SET TASK: Collect each line holding the string "text".

Entries taken from a collection:
************

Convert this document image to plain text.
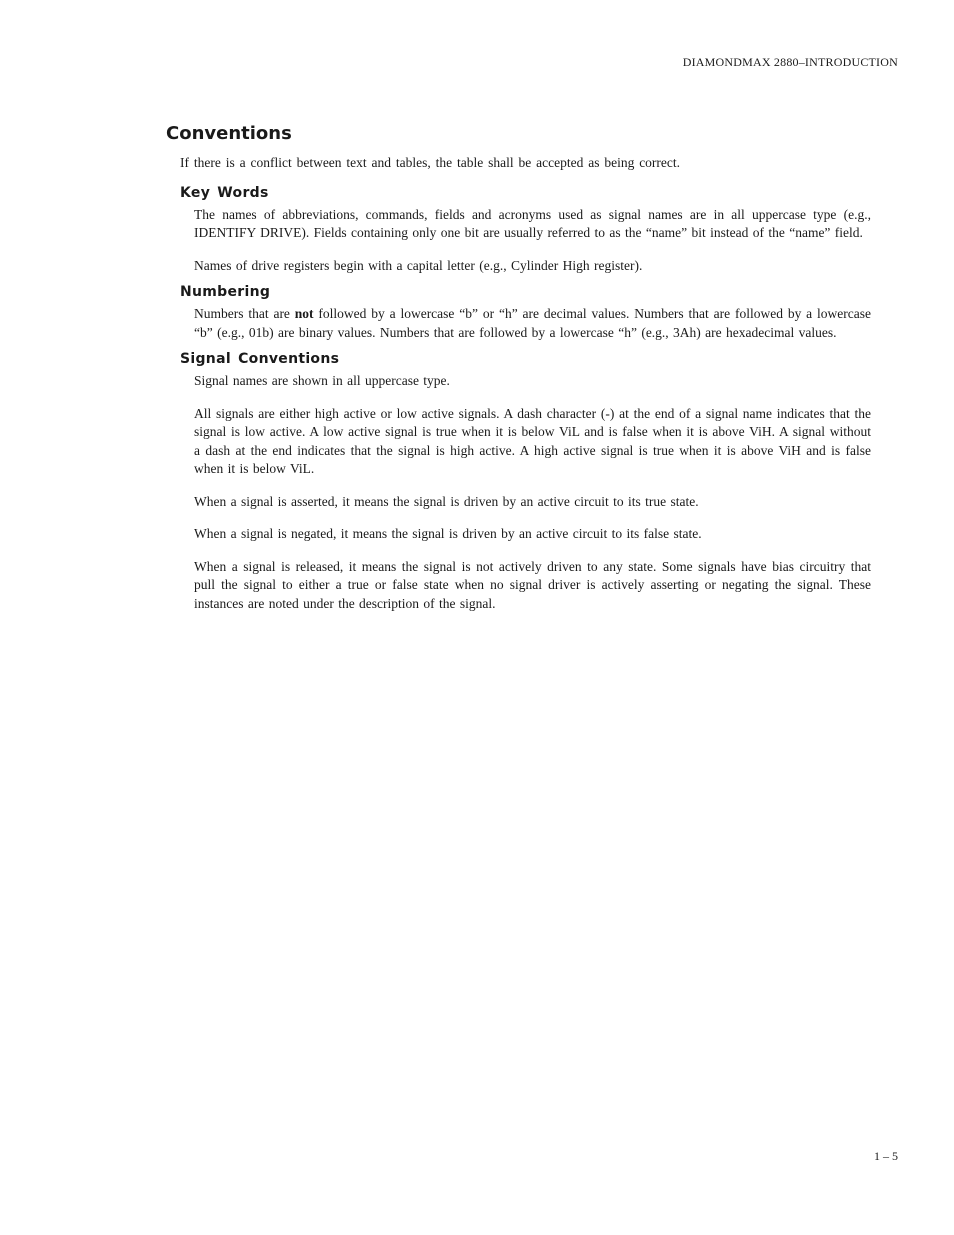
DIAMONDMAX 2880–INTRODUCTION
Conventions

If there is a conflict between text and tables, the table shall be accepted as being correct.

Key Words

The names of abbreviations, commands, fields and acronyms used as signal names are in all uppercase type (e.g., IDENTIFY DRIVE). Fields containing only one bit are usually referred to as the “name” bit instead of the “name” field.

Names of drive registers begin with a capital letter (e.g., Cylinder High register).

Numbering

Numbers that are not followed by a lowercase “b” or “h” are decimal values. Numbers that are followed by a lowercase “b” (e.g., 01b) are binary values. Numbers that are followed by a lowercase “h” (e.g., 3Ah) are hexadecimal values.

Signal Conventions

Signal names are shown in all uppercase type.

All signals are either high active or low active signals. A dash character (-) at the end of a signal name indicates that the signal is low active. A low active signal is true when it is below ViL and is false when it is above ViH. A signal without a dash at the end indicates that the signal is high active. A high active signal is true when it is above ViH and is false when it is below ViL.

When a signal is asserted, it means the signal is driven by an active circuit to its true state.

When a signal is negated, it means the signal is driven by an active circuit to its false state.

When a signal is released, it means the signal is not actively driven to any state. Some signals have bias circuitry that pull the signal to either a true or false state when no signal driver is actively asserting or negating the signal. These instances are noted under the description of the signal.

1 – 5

************

ANSWER TO THIS EXERCISE:
Convert this document image to plain text.
If there is a conflict between text and tables, the table shall be accepted as being correct.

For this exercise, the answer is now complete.